- _GIVEN TASK_
List each line of the data that holds the string "JSON", please.

- _TASK DATA_
::::::
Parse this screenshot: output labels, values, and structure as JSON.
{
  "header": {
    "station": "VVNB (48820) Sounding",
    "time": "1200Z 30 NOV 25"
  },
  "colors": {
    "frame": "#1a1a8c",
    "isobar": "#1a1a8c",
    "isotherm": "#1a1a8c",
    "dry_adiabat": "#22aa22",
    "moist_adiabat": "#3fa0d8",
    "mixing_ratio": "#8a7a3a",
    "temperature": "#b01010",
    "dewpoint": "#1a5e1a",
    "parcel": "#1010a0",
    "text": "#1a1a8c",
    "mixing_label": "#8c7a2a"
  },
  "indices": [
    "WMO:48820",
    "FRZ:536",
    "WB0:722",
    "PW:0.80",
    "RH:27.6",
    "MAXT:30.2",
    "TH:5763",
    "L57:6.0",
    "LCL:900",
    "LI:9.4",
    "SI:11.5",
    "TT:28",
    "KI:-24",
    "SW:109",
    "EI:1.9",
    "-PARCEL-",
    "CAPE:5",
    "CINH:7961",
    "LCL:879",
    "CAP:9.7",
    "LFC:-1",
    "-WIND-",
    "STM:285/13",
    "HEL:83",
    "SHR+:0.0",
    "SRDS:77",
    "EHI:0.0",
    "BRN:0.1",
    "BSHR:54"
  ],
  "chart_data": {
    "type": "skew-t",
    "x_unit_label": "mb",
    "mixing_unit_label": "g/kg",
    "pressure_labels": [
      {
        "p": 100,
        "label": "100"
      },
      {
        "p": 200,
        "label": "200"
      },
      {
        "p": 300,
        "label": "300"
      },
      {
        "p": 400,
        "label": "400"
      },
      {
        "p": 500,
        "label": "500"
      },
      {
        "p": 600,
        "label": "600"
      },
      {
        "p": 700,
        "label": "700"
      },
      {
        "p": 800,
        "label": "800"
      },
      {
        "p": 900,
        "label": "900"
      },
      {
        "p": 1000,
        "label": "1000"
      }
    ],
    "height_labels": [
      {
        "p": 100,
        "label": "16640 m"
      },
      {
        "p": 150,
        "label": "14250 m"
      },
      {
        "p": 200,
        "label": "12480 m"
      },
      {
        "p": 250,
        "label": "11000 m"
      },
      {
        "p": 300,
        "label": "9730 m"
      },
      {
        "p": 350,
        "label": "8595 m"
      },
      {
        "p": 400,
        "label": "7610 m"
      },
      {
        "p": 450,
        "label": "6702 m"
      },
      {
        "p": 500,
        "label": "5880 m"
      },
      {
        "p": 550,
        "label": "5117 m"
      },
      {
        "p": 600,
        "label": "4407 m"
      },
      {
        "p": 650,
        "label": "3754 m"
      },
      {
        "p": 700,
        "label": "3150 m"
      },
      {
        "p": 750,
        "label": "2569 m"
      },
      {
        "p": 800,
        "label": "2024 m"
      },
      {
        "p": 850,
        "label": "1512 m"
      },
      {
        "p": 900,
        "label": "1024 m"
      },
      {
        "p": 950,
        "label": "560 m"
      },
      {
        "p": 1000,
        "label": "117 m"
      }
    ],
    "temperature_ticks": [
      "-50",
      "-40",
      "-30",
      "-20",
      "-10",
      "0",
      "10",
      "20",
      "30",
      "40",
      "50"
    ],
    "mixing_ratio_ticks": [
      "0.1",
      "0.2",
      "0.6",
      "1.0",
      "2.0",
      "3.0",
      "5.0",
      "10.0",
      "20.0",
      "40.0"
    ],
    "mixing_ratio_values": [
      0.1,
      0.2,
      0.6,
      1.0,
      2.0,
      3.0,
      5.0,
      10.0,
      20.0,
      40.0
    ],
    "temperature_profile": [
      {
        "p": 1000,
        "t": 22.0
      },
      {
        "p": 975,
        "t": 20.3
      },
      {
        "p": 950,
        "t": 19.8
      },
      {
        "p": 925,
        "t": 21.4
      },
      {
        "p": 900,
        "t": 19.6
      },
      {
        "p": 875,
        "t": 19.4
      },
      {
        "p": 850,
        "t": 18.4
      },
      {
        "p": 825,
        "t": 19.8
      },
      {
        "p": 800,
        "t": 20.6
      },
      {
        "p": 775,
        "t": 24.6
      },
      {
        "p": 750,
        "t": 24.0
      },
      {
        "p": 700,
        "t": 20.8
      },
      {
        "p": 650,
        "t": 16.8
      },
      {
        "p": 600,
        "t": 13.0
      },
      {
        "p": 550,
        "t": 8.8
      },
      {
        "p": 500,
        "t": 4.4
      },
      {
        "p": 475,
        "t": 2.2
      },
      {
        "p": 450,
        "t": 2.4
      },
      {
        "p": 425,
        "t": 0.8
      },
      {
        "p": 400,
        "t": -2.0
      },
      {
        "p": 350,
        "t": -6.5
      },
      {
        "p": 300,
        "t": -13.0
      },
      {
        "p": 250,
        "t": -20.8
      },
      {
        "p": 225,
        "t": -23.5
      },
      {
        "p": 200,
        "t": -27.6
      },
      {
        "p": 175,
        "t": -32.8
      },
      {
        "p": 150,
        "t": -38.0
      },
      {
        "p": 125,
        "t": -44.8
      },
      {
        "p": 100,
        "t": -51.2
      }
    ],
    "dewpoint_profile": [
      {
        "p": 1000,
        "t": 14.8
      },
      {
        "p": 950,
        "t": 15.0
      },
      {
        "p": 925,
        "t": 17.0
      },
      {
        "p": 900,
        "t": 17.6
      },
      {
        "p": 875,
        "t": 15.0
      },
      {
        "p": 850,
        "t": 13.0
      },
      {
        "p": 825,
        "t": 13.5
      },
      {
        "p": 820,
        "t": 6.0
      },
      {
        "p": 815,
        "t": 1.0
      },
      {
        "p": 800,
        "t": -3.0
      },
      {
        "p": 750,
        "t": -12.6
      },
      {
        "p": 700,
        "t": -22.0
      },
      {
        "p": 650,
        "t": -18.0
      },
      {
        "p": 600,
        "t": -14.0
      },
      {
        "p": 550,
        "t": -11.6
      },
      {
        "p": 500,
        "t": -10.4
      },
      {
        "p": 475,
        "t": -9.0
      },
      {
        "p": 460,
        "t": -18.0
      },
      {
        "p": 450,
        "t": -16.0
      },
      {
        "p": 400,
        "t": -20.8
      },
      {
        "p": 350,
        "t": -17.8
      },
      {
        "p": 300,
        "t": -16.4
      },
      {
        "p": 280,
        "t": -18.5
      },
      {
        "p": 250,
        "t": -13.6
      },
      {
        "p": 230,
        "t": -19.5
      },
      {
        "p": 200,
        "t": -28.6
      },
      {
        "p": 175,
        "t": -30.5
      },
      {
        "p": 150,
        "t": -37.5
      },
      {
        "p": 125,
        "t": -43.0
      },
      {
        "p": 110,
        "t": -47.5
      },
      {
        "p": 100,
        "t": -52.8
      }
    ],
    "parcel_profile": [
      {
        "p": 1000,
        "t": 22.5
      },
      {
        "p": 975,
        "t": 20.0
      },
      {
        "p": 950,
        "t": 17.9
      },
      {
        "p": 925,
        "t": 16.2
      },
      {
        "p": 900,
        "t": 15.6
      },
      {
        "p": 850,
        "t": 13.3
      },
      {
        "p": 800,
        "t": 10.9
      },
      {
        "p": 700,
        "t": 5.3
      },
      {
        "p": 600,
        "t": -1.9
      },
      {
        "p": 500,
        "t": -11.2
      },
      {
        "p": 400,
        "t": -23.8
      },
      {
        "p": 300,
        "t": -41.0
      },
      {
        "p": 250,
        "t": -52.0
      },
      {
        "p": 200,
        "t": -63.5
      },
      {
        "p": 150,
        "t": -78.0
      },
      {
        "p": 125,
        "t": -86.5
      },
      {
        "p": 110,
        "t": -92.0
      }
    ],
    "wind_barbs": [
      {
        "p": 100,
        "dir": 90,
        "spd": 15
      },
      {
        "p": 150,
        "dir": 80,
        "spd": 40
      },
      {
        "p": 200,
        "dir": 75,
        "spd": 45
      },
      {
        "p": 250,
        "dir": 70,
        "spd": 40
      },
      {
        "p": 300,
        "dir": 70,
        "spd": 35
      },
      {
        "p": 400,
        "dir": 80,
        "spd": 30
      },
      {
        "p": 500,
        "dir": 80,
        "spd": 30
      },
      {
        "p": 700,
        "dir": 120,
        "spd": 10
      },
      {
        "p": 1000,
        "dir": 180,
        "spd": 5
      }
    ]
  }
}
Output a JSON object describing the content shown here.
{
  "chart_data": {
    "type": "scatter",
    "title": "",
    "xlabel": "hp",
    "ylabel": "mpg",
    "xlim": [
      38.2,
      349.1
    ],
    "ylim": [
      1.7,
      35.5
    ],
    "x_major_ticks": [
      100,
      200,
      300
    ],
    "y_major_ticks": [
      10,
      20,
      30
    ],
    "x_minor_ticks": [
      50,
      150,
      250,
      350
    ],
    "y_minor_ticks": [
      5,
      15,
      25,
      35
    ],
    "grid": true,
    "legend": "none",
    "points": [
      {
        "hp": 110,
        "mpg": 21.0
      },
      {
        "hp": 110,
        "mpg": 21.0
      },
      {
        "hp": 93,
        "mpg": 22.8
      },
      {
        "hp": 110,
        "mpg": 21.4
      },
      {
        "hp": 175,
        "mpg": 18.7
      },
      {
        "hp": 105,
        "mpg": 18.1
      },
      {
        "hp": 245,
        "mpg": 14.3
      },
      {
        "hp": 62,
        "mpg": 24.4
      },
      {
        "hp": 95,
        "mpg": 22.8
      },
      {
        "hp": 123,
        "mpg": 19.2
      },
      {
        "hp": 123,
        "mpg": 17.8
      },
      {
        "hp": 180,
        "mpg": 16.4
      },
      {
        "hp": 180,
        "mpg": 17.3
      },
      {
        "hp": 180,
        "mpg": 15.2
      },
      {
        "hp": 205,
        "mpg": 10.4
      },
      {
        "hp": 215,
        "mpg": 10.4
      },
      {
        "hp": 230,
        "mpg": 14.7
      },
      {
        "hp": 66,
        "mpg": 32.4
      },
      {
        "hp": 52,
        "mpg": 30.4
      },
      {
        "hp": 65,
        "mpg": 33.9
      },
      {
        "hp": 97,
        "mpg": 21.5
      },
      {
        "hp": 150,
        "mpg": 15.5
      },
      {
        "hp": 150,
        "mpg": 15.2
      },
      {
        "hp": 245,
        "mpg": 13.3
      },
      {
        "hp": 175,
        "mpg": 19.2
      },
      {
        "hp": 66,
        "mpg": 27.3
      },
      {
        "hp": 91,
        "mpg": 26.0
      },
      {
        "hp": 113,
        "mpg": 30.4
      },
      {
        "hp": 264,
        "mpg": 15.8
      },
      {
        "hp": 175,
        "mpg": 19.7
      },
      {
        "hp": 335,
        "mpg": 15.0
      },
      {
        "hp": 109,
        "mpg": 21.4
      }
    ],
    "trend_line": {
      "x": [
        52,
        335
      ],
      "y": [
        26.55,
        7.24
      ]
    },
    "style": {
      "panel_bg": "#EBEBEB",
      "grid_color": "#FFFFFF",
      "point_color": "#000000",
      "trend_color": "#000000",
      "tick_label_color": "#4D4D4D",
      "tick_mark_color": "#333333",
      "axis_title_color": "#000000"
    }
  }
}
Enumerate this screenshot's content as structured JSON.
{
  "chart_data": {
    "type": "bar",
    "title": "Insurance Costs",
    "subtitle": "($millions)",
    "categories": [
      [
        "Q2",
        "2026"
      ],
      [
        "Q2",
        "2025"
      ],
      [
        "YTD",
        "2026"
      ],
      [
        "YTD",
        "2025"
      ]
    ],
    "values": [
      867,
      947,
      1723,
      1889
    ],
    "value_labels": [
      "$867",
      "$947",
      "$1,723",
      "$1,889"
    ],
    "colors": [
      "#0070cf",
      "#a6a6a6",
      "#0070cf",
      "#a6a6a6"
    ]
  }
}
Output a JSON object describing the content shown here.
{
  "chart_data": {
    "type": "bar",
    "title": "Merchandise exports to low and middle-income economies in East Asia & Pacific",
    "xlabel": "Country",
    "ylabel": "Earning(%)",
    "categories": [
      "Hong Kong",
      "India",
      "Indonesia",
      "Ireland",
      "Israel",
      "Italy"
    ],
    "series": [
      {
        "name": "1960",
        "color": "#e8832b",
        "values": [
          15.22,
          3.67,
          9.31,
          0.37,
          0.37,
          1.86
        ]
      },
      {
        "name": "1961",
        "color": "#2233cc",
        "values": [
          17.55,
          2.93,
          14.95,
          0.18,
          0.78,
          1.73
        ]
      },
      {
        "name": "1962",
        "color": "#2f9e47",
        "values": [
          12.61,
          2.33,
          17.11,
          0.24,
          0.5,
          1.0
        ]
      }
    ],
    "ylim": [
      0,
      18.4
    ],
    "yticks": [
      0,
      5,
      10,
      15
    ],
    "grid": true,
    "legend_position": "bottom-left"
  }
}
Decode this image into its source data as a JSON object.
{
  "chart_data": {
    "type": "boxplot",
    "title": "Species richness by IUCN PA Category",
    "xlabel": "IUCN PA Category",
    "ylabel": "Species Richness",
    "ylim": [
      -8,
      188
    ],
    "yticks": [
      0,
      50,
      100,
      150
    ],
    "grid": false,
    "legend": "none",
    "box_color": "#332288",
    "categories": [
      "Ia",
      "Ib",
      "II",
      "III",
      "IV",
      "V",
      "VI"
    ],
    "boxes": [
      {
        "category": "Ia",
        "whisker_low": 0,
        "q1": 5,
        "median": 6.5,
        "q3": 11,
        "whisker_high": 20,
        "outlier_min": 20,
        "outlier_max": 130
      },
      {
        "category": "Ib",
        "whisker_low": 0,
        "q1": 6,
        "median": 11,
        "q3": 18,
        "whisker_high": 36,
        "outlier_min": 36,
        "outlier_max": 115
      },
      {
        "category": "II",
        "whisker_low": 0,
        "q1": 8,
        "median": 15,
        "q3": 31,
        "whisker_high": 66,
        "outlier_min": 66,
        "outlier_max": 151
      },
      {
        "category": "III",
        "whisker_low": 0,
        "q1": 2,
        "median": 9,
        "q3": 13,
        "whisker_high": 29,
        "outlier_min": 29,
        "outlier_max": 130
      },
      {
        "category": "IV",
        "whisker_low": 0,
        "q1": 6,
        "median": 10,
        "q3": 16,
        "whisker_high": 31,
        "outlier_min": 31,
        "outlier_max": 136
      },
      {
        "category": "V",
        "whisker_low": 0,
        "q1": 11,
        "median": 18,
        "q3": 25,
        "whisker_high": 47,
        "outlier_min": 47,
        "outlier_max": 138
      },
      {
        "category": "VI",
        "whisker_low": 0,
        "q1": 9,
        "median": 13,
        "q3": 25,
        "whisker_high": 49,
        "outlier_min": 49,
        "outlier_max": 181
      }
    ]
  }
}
::::::
- _TASK RESULT_
Parse this screenshot: output labels, values, and structure as JSON.
Output a JSON object describing the content shown here.
Enumerate this screenshot's content as structured JSON.
Output a JSON object describing the content shown here.
Decode this image into its source data as a JSON object.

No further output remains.